DATA FOR THIS TASK

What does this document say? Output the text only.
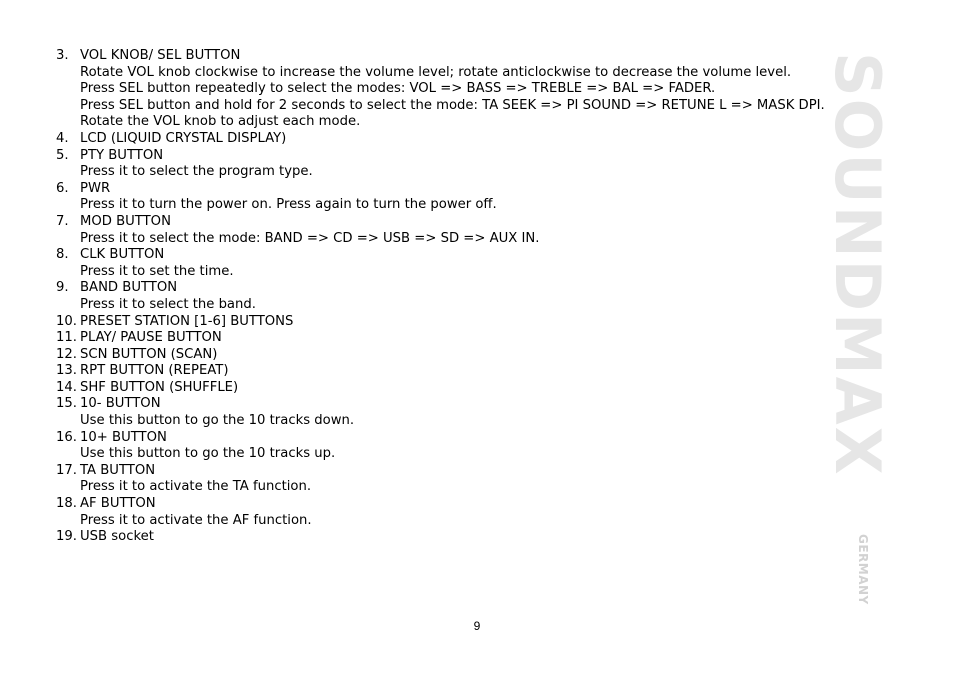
3. VOL KNOB/ SEL BUTTON
Rotate VOL knob clockwise to increase the volume level; rotate anticlockwise to decrease the volume level.
Press SEL button repeatedly to select the modes: VOL => BASS => TREBLE => BAL => FADER.
Press SEL button and hold for 2 seconds to select the mode: TA SEEK => PI SOUND => RETUNE L => MASK DPI.
Rotate the VOL knob to adjust each mode.
4. LCD (LIQUID CRYSTAL DISPLAY)
5. PTY BUTTON
Press it to select the program type.
6. PWR
Press it to turn the power on. Press again to turn the power off.
7. MOD BUTTON
Press it to select the mode: BAND => CD => USB => SD => AUX IN.
8. CLK BUTTON
Press it to set the time.
9. BAND BUTTON
Press it to select the band.
10. PRESET STATION [1-6] BUTTONS
11. PLAY/ PAUSE BUTTON
12. SCN BUTTON (SCAN)
13. RPT BUTTON (REPEAT)
14. SHF BUTTON (SHUFFLE)
15. 10- BUTTON
Use this button to go the 10 tracks down.
16. 10+ BUTTON
Use this button to go the 10 tracks up.
17. TA BUTTON
Press it to activate the TA function.
18. AF BUTTON
Press it to activate the AF function.
19. USB socket
9
SOUNDMAX
GERMANY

WHAT YOU SHOULD DO
Write out the listing above again, exactly, but with no pictures in the copy.

RESULT OF THE TASK
What does this document say? Output the text only.
3. VOL KNOB/ SEL BUTTON
Rotate VOL knob clockwise to increase the volume level; rotate anticlockwise to decrease the volume level.
Press SEL button repeatedly to select the modes: VOL => BASS => TREBLE => BAL => FADER.
Press SEL button and hold for 2 seconds to select the mode: TA SEEK => PI SOUND => RETUNE L => MASK DPI.
Rotate the VOL knob to adjust each mode.
4. LCD (LIQUID CRYSTAL DISPLAY)
5. PTY BUTTON
Press it to select the program type.
6. PWR
Press it to turn the power on. Press again to turn the power off.
7. MOD BUTTON
Press it to select the mode: BAND => CD => USB => SD => AUX IN.
8. CLK BUTTON
Press it to set the time.
9. BAND BUTTON
Press it to select the band.
10. PRESET STATION [1-6] BUTTONS
11. PLAY/ PAUSE BUTTON
12. SCN BUTTON (SCAN)
13. RPT BUTTON (REPEAT)
14. SHF BUTTON (SHUFFLE)
15. 10- BUTTON
Use this button to go the 10 tracks down.
16. 10+ BUTTON
Use this button to go the 10 tracks up.
17. TA BUTTON
Press it to activate the TA function.
18. AF BUTTON
Press it to activate the AF function.
19. USB socket
9
SOUNDMAX
GERMANY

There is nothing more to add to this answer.